[Dataset records]

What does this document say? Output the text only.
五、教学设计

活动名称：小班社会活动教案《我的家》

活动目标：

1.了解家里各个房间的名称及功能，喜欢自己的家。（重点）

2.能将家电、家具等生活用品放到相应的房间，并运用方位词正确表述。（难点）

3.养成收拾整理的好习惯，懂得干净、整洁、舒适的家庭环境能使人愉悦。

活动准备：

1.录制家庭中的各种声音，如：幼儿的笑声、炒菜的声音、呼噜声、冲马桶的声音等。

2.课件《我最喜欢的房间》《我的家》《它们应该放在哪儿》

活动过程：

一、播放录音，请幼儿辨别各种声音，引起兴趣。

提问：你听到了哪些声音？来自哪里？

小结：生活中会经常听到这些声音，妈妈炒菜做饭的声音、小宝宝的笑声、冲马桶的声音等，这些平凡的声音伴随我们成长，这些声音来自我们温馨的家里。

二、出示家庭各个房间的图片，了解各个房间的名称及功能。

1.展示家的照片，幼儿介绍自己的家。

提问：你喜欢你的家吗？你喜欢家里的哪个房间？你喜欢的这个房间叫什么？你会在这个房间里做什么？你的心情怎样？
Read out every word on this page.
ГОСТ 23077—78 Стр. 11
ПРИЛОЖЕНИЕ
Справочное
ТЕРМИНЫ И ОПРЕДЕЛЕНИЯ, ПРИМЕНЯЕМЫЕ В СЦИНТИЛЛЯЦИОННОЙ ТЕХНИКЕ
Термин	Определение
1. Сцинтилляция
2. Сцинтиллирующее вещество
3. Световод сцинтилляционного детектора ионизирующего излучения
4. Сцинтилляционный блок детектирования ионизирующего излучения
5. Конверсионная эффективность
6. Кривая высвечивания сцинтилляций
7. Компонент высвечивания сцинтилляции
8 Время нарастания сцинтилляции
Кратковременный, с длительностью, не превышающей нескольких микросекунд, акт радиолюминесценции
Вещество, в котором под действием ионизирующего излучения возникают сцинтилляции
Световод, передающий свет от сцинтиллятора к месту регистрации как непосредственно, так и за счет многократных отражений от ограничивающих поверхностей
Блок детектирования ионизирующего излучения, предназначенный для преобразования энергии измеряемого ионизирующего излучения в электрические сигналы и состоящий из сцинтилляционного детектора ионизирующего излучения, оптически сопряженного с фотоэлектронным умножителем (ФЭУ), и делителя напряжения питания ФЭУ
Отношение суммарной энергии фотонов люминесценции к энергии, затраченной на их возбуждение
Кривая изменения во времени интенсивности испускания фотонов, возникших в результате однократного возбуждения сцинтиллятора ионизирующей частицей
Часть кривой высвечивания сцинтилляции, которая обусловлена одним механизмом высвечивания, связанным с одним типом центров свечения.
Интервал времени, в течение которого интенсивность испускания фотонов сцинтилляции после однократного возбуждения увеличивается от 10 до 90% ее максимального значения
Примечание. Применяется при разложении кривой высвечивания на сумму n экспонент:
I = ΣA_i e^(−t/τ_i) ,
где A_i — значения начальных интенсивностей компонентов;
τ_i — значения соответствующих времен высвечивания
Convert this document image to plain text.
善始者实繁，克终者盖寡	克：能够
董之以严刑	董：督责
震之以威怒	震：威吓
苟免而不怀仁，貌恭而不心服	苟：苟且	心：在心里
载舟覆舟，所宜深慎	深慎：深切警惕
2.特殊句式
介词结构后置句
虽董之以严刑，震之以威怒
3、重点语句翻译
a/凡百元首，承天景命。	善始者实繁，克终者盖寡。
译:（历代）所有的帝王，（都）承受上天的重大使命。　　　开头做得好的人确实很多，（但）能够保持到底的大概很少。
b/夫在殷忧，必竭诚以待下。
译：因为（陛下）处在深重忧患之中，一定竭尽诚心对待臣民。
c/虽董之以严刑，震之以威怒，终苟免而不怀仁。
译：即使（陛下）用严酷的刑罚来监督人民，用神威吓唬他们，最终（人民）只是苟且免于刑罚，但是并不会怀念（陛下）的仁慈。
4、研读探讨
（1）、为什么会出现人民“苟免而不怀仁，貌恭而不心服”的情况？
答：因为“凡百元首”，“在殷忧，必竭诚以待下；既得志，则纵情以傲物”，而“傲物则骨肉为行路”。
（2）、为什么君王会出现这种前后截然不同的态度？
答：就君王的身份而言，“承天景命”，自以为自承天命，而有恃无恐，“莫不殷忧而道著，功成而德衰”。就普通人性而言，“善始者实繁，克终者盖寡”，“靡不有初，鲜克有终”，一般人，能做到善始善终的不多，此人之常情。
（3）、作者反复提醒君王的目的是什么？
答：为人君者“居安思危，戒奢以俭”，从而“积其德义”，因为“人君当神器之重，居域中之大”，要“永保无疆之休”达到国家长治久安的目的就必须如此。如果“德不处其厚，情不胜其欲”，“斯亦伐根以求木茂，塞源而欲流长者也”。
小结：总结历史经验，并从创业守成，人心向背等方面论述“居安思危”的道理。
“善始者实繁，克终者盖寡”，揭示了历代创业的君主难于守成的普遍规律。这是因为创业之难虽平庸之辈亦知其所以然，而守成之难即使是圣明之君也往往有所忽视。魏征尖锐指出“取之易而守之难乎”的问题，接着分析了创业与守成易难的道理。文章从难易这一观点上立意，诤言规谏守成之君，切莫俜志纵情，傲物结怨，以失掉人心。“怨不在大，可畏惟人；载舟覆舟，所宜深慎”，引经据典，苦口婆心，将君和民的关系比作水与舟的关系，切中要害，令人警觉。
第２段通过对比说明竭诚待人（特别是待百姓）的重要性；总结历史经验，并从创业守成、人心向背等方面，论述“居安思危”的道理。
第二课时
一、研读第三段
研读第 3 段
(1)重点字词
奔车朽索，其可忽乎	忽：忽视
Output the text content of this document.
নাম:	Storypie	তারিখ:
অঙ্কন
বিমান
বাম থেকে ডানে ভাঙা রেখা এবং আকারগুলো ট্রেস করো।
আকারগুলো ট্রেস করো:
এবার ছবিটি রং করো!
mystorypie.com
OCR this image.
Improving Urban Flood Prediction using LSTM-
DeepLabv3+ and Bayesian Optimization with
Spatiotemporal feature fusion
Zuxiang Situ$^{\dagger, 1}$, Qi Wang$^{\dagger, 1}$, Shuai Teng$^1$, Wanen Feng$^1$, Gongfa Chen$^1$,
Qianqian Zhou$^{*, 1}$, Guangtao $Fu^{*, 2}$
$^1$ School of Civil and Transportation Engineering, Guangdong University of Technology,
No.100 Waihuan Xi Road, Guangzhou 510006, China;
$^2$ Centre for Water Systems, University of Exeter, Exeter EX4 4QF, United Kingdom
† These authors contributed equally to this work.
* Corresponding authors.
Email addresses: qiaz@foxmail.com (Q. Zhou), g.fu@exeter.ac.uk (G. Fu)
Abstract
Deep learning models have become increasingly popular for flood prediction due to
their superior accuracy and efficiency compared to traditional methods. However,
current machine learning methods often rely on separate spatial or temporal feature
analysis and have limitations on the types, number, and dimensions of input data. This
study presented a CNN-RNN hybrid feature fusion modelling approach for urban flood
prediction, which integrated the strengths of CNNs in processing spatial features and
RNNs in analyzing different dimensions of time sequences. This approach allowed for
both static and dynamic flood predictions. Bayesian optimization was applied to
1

**Written problem**
Every entry must be retyped in full, exactly as given.

**Finished answer**
What does this document say? Output the text only.
五、教学设计

活动名称：小班社会活动教案《我的家》

活动目标：

1.了解家里各个房间的名称及功能，喜欢自己的家。（重点）

2.能将家电、家具等生活用品放到相应的房间，并运用方位词正确表述。（难点）

3.养成收拾整理的好习惯，懂得干净、整洁、舒适的家庭环境能使人愉悦。

活动准备：

1.录制家庭中的各种声音，如：幼儿的笑声、炒菜的声音、呼噜声、冲马桶的声音等。

2.课件《我最喜欢的房间》《我的家》《它们应该放在哪儿》

活动过程：

一、播放录音，请幼儿辨别各种声音，引起兴趣。

提问：你听到了哪些声音？来自哪里？

小结：生活中会经常听到这些声音，妈妈炒菜做饭的声音、小宝宝的笑声、冲马桶的声音等，这些平凡的声音伴随我们成长，这些声音来自我们温馨的家里。

二、出示家庭各个房间的图片，了解各个房间的名称及功能。

1.展示家的照片，幼儿介绍自己的家。

提问：你喜欢你的家吗？你喜欢家里的哪个房间？你喜欢的这个房间叫什么？你会在这个房间里做什么？你的心情怎样？
Read out every word on this page.
ГОСТ 23077—78 Стр. 11
ПРИЛОЖЕНИЕ
Справочное
ТЕРМИНЫ И ОПРЕДЕЛЕНИЯ, ПРИМЕНЯЕМЫЕ В СЦИНТИЛЛЯЦИОННОЙ ТЕХНИКЕ
Термин	Определение
1. Сцинтилляция
2. Сцинтиллирующее вещество
3. Световод сцинтилляционного детектора ионизирующего излучения
4. Сцинтилляционный блок детектирования ионизирующего излучения
5. Конверсионная эффективность
6. Кривая высвечивания сцинтилляций
7. Компонент высвечивания сцинтилляции
8 Время нарастания сцинтилляции
Кратковременный, с длительностью, не превышающей нескольких микросекунд, акт радиолюминесценции
Вещество, в котором под действием ионизирующего излучения возникают сцинтилляции
Световод, передающий свет от сцинтиллятора к месту регистрации как непосредственно, так и за счет многократных отражений от ограничивающих поверхностей
Блок детектирования ионизирующего излучения, предназначенный для преобразования энергии измеряемого ионизирующего излучения в электрические сигналы и состоящий из сцинтилляционного детектора ионизирующего излучения, оптически сопряженного с фотоэлектронным умножителем (ФЭУ), и делителя напряжения питания ФЭУ
Отношение суммарной энергии фотонов люминесценции к энергии, затраченной на их возбуждение
Кривая изменения во времени интенсивности испускания фотонов, возникших в результате однократного возбуждения сцинтиллятора ионизирующей частицей
Часть кривой высвечивания сцинтилляции, которая обусловлена одним механизмом высвечивания, связанным с одним типом центров свечения.
Интервал времени, в течение которого интенсивность испускания фотонов сцинтилляции после однократного возбуждения увеличивается от 10 до 90% ее максимального значения
Примечание. Применяется при разложении кривой высвечивания на сумму n экспонент:
I = ΣA_i e^(−t/τ_i) ,
где A_i — значения начальных интенсивностей компонентов;
τ_i — значения соответствующих времен высвечивания
Convert this document image to plain text.
善始者实繁，克终者盖寡	克：能够
董之以严刑	董：督责
震之以威怒	震：威吓
苟免而不怀仁，貌恭而不心服	苟：苟且	心：在心里
载舟覆舟，所宜深慎	深慎：深切警惕
2.特殊句式
介词结构后置句
虽董之以严刑，震之以威怒
3、重点语句翻译
a/凡百元首，承天景命。	善始者实繁，克终者盖寡。
译:（历代）所有的帝王，（都）承受上天的重大使命。　　　开头做得好的人确实很多，（但）能够保持到底的大概很少。
b/夫在殷忧，必竭诚以待下。
译：因为（陛下）处在深重忧患之中，一定竭尽诚心对待臣民。
c/虽董之以严刑，震之以威怒，终苟免而不怀仁。
译：即使（陛下）用严酷的刑罚来监督人民，用神威吓唬他们，最终（人民）只是苟且免于刑罚，但是并不会怀念（陛下）的仁慈。
4、研读探讨
（1）、为什么会出现人民“苟免而不怀仁，貌恭而不心服”的情况？
答：因为“凡百元首”，“在殷忧，必竭诚以待下；既得志，则纵情以傲物”，而“傲物则骨肉为行路”。
（2）、为什么君王会出现这种前后截然不同的态度？
答：就君王的身份而言，“承天景命”，自以为自承天命，而有恃无恐，“莫不殷忧而道著，功成而德衰”。就普通人性而言，“善始者实繁，克终者盖寡”，“靡不有初，鲜克有终”，一般人，能做到善始善终的不多，此人之常情。
（3）、作者反复提醒君王的目的是什么？
答：为人君者“居安思危，戒奢以俭”，从而“积其德义”，因为“人君当神器之重，居域中之大”，要“永保无疆之休”达到国家长治久安的目的就必须如此。如果“德不处其厚，情不胜其欲”，“斯亦伐根以求木茂，塞源而欲流长者也”。
小结：总结历史经验，并从创业守成，人心向背等方面论述“居安思危”的道理。
“善始者实繁，克终者盖寡”，揭示了历代创业的君主难于守成的普遍规律。这是因为创业之难虽平庸之辈亦知其所以然，而守成之难即使是圣明之君也往往有所忽视。魏征尖锐指出“取之易而守之难乎”的问题，接着分析了创业与守成易难的道理。文章从难易这一观点上立意，诤言规谏守成之君，切莫俜志纵情，傲物结怨，以失掉人心。“怨不在大，可畏惟人；载舟覆舟，所宜深慎”，引经据典，苦口婆心，将君和民的关系比作水与舟的关系，切中要害，令人警觉。
第２段通过对比说明竭诚待人（特别是待百姓）的重要性；总结历史经验，并从创业守成、人心向背等方面，论述“居安思危”的道理。
第二课时
一、研读第三段
研读第 3 段
(1)重点字词
奔车朽索，其可忽乎	忽：忽视
Output the text content of this document.
নাম:	Storypie	তারিখ:
অঙ্কন
বিমান
বাম থেকে ডানে ভাঙা রেখা এবং আকারগুলো ট্রেস করো।
আকারগুলো ট্রেস করো:
এবার ছবিটি রং করো!
mystorypie.com
OCR this image.
Improving Urban Flood Prediction using LSTM-
DeepLabv3+ and Bayesian Optimization with
Spatiotemporal feature fusion
Zuxiang Situ$^{\dagger, 1}$, Qi Wang$^{\dagger, 1}$, Shuai Teng$^1$, Wanen Feng$^1$, Gongfa Chen$^1$,
Qianqian Zhou$^{*, 1}$, Guangtao $Fu^{*, 2}$
$^1$ School of Civil and Transportation Engineering, Guangdong University of Technology,
No.100 Waihuan Xi Road, Guangzhou 510006, China;
$^2$ Centre for Water Systems, University of Exeter, Exeter EX4 4QF, United Kingdom
† These authors contributed equally to this work.
* Corresponding authors.
Email addresses: qiaz@foxmail.com (Q. Zhou), g.fu@exeter.ac.uk (G. Fu)
Abstract
Deep learning models have become increasingly popular for flood prediction due to
their superior accuracy and efficiency compared to traditional methods. However,
current machine learning methods often rely on separate spatial or temporal feature
analysis and have limitations on the types, number, and dimensions of input data. This
study presented a CNN-RNN hybrid feature fusion modelling approach for urban flood
prediction, which integrated the strengths of CNNs in processing spatial features and
RNNs in analyzing different dimensions of time sequences. This approach allowed for
both static and dynamic flood predictions. Bayesian optimization was applied to
1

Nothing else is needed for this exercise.